(What you should do): Gather up every line from the entries below that uses the word "Hybrid".
——
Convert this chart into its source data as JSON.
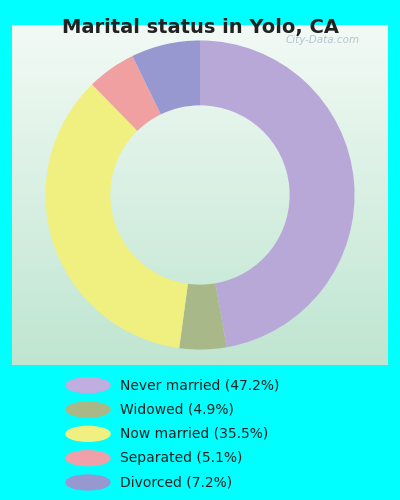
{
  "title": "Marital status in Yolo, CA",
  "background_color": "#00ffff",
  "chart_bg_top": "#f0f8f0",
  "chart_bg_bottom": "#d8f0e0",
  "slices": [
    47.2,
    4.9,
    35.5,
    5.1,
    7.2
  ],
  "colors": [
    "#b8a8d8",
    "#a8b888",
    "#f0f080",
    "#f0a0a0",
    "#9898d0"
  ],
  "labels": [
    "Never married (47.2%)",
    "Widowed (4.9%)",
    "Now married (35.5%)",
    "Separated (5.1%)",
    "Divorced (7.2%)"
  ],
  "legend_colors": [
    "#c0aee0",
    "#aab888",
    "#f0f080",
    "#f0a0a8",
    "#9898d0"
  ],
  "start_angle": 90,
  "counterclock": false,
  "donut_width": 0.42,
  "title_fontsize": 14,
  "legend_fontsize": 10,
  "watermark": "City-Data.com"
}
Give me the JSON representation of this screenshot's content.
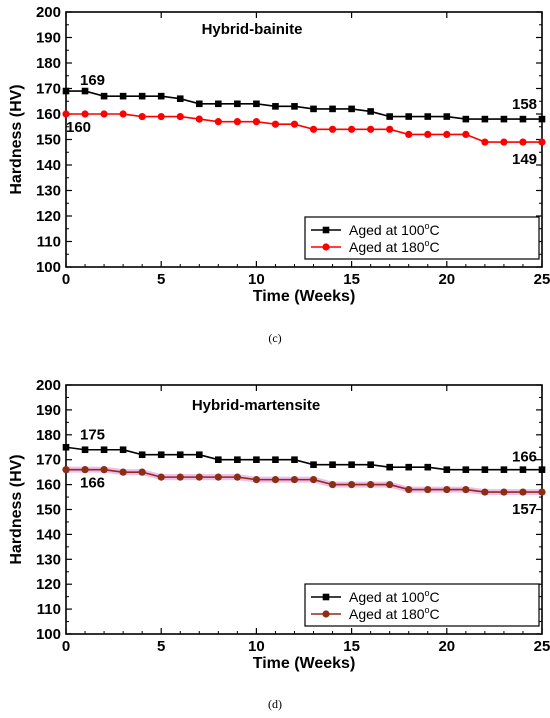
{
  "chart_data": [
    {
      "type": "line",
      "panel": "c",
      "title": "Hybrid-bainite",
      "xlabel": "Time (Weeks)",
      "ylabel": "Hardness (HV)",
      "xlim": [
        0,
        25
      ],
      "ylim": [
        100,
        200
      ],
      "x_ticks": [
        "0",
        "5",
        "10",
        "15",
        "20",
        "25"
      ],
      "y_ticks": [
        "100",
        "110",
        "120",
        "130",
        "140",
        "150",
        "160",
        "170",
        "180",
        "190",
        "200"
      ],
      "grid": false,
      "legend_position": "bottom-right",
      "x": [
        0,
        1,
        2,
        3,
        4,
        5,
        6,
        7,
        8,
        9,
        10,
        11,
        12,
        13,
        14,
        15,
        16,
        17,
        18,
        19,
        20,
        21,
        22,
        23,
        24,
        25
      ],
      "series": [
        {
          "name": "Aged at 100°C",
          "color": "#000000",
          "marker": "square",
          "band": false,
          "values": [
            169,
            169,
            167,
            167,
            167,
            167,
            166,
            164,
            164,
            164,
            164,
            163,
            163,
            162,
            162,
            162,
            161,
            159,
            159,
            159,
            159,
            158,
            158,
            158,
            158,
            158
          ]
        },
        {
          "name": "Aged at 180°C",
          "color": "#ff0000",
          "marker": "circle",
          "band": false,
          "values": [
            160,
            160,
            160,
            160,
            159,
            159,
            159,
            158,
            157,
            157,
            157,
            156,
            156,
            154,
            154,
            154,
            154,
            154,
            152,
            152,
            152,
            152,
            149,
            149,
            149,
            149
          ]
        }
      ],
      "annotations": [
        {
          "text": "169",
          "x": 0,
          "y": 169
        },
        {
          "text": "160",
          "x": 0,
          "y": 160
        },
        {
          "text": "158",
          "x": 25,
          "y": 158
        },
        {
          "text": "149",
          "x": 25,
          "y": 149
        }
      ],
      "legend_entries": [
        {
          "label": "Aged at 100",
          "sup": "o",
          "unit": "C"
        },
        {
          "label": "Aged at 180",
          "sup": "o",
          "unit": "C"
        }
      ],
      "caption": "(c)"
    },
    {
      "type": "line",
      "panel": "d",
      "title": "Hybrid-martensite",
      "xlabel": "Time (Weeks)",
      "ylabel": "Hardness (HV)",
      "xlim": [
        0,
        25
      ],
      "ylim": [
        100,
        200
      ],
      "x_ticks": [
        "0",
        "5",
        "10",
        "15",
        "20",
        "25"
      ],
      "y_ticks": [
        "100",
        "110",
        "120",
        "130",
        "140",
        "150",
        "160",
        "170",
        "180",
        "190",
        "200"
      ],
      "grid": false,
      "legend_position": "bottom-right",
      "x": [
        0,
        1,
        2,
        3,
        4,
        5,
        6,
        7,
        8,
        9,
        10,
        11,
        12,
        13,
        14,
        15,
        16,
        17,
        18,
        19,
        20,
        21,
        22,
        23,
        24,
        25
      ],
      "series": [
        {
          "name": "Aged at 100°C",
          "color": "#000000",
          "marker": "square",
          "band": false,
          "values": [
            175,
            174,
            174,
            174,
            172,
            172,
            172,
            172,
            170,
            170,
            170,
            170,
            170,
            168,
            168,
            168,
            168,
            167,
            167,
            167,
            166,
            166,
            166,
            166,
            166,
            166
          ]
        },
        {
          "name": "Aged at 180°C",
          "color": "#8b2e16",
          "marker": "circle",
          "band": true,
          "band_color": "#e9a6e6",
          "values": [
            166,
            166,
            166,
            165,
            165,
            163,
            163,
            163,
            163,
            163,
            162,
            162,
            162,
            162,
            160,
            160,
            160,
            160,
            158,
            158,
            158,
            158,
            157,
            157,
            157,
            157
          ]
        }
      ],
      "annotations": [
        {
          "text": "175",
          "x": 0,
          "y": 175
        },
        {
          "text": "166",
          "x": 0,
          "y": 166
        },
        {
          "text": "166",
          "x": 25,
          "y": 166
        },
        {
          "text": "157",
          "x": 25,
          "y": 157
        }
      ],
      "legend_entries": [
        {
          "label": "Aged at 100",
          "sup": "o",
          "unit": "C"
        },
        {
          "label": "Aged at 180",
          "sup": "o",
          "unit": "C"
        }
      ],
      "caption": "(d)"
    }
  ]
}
——
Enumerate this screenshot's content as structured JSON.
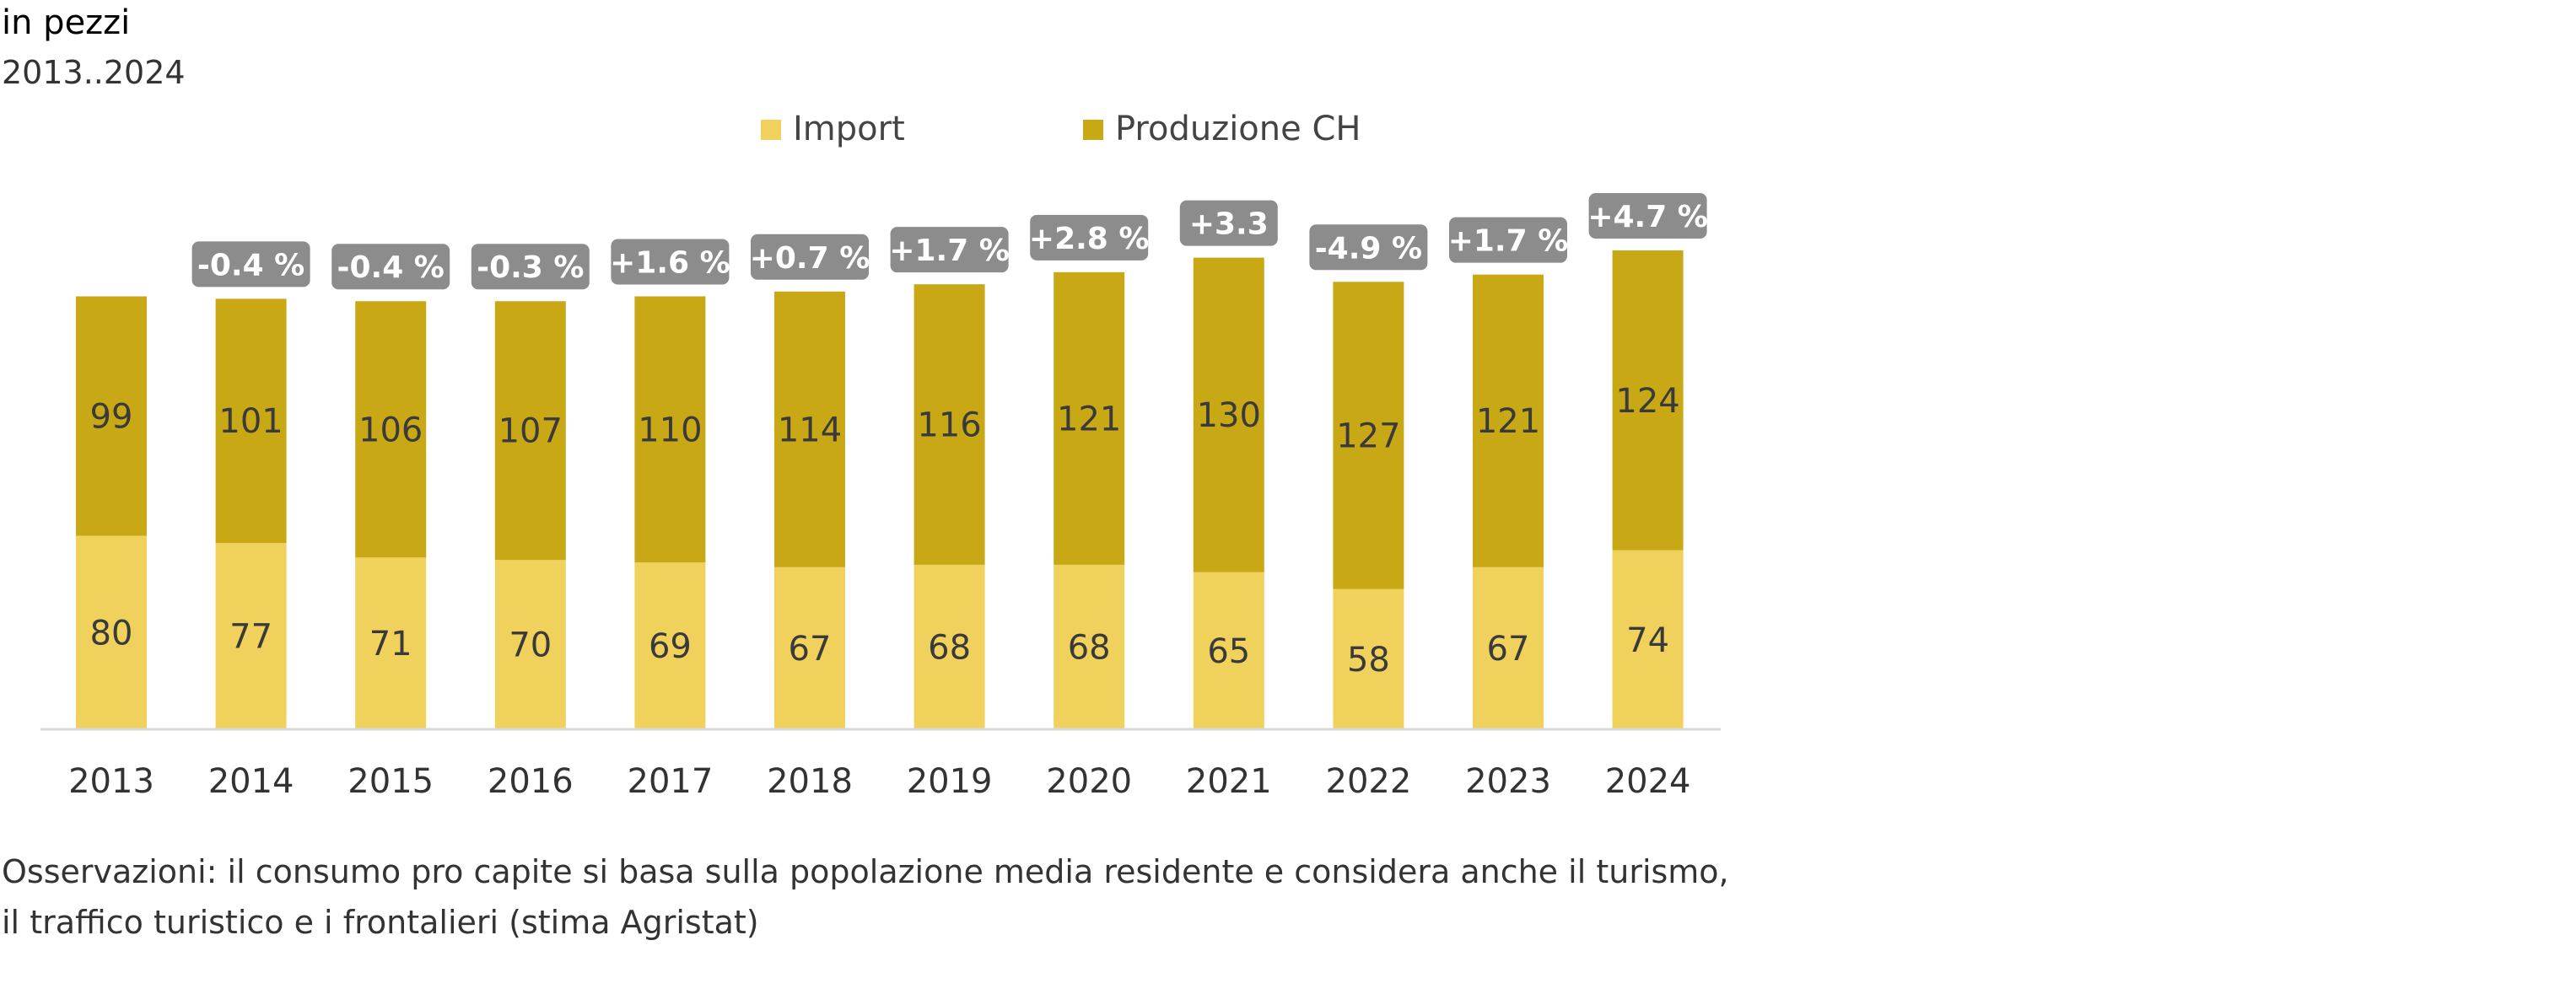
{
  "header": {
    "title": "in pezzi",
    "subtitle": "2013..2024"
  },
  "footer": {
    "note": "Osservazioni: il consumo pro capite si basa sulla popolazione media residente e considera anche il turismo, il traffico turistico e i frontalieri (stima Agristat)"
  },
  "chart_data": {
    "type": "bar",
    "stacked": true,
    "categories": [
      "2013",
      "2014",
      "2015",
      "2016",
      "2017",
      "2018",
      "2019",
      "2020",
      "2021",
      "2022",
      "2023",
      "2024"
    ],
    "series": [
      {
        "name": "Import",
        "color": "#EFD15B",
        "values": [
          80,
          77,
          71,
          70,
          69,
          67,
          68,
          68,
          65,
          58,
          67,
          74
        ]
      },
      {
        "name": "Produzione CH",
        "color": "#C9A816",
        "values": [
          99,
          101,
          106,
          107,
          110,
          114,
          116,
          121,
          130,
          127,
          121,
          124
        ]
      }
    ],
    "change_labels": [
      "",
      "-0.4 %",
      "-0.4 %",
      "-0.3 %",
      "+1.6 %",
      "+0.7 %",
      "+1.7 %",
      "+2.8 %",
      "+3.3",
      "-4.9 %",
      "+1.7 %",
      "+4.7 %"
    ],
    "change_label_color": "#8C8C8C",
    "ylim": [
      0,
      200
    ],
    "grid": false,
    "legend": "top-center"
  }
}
——
(Result of this task):
      "title": "Hybrid-bainite",
      "title": "Hybrid-martensite",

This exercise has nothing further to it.